#### WHAT THE TASK REQUIRES
Copy every line that holds "goed".

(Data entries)
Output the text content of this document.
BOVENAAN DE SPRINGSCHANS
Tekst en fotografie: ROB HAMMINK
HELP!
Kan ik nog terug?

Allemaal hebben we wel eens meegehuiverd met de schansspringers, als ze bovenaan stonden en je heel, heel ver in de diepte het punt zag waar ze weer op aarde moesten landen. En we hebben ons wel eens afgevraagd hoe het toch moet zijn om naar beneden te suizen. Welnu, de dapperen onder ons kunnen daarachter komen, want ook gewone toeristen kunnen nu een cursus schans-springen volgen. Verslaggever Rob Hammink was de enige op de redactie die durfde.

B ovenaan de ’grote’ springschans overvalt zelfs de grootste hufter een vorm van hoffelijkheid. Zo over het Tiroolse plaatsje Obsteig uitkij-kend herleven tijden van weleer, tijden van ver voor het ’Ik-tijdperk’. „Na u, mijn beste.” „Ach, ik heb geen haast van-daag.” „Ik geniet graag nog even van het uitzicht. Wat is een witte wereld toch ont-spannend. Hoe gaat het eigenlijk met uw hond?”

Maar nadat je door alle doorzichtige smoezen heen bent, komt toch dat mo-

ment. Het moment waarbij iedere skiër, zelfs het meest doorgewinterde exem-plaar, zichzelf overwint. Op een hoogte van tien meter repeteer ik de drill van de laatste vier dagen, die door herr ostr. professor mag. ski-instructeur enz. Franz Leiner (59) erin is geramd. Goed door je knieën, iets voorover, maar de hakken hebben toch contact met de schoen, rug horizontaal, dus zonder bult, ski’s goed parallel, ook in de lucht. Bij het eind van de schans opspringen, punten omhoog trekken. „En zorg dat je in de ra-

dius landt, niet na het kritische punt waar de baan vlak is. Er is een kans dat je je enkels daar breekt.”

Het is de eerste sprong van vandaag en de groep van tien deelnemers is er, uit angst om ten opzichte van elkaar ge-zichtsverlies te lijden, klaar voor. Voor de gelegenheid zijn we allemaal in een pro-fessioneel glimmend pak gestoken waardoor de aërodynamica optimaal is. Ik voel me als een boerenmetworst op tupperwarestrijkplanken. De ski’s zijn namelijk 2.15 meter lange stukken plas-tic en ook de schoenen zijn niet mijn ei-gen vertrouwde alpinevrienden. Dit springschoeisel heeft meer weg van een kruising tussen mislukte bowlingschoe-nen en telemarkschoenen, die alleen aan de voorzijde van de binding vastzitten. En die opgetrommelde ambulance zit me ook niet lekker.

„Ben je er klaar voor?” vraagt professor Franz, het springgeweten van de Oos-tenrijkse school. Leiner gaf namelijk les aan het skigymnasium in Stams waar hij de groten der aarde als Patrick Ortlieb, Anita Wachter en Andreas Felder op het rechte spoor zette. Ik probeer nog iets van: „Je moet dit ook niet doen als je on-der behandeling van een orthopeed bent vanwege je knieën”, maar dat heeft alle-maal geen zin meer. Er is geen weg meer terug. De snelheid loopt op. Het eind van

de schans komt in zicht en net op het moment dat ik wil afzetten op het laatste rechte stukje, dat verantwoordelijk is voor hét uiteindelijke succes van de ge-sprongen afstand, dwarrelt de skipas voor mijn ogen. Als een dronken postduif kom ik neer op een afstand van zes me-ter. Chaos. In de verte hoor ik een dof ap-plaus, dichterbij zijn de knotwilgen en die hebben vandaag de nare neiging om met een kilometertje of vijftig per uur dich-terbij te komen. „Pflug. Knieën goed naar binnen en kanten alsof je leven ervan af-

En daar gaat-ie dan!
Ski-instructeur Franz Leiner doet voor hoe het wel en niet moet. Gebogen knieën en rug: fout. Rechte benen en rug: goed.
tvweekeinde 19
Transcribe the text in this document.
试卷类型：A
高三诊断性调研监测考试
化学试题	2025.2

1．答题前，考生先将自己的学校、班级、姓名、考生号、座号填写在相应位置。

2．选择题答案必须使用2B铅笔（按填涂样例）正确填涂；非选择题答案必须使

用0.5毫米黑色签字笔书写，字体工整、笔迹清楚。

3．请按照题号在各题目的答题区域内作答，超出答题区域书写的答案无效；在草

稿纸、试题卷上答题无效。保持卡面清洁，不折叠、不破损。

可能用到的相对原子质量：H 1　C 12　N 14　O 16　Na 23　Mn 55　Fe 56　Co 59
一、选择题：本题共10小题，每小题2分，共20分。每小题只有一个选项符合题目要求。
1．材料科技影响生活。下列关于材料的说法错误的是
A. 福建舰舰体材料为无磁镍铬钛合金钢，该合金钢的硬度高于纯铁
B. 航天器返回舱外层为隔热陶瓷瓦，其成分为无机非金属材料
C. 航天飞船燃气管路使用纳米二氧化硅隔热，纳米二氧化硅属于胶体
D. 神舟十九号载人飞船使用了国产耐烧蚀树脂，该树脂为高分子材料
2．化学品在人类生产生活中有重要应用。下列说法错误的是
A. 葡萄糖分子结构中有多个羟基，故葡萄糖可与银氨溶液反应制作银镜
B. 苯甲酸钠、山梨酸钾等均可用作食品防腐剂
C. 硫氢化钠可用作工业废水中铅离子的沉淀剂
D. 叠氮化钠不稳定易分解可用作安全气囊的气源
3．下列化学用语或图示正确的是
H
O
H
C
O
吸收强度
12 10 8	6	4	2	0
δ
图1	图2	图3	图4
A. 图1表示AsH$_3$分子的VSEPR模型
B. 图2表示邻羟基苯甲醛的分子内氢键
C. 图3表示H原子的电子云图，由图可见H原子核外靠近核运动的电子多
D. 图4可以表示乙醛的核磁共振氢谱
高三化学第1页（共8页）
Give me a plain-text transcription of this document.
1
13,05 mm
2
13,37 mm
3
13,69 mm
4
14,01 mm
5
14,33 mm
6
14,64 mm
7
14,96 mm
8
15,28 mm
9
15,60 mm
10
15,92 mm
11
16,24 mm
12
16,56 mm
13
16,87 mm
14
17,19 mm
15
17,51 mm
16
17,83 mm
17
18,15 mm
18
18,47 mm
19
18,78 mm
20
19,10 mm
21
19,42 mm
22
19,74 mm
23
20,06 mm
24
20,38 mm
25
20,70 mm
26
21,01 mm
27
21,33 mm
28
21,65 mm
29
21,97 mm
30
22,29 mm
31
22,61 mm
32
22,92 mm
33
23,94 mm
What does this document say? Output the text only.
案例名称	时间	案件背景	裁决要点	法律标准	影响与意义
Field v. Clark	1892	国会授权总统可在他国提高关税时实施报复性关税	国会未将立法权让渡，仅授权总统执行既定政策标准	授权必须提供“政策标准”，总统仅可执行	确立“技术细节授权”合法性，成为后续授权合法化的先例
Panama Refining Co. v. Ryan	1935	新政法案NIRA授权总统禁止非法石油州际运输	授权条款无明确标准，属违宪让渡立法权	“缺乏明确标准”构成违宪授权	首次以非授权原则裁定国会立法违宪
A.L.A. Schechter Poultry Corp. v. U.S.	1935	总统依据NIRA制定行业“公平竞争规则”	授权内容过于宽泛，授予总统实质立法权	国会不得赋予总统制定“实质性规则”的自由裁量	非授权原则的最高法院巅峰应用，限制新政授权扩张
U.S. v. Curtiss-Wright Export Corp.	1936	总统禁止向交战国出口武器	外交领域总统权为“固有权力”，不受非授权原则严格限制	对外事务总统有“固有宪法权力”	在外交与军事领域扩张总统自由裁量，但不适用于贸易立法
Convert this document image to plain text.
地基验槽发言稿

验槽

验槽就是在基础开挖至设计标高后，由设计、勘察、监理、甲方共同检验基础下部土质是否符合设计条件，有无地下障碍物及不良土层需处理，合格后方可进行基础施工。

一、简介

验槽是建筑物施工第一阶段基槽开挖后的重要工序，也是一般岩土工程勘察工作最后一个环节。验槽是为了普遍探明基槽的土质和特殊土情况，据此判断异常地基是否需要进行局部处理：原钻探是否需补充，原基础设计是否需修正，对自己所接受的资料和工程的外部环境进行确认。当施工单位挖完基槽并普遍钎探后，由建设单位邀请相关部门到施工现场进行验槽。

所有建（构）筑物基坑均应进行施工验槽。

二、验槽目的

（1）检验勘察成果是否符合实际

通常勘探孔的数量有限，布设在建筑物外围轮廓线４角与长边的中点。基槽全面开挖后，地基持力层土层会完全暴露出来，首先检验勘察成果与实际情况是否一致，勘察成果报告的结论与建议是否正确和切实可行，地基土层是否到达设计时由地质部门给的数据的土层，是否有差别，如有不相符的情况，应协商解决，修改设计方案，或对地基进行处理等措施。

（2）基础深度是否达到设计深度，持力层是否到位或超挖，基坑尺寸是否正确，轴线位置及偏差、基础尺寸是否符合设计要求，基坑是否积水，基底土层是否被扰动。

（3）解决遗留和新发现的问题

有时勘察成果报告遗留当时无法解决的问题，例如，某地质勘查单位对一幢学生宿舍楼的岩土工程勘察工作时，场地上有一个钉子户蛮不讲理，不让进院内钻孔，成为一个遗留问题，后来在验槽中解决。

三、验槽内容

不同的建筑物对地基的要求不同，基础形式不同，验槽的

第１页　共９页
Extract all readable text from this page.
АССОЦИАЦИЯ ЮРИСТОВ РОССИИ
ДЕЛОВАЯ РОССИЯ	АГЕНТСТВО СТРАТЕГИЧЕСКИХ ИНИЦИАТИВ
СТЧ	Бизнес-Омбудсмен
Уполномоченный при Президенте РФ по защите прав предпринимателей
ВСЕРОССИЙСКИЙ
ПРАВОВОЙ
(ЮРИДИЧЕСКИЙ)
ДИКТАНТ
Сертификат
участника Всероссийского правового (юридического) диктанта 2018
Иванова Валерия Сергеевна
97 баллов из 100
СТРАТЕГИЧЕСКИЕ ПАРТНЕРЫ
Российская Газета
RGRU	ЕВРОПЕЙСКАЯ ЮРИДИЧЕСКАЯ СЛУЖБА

#### TASK OUTPUT
ment. Het moment waarbij iedere skiër, zelfs het meest doorgewinterde exem-plaar, zichzelf overwint. Op een hoogte van tien meter repeteer ik de drill van de laatste vier dagen, die door herr ostr. professor mag. ski-instructeur enz. Franz Leiner (59) erin is geramd. Goed door je knieën, iets voorover, maar de hakken hebben toch contact met de schoen, rug horizontaal, dus zonder bult, ski’s goed parallel, ook in de lucht. Bij het eind van de schans opspringen, punten omhoog trekken. „En zorg dat je in de ra-
de schans komt in zicht en net op het moment dat ik wil afzetten op het laatste rechte stukje, dat verantwoordelijk is voor hét uiteindelijke succes van de ge-sprongen afstand, dwarrelt de skipas voor mijn ogen. Als een dronken postduif kom ik neer op een afstand van zes me-ter. Chaos. In de verte hoor ik een dof ap-plaus, dichterbij zijn de knotwilgen en die hebben vandaag de nare neiging om met een kilometertje of vijftig per uur dich-terbij te komen. „Pflug. Knieën goed naar binnen en kanten alsof je leven ervan af-
Ski-instructeur Franz Leiner doet voor hoe het wel en niet moet. Gebogen knieën en rug: fout. Rechte benen en rug: goed.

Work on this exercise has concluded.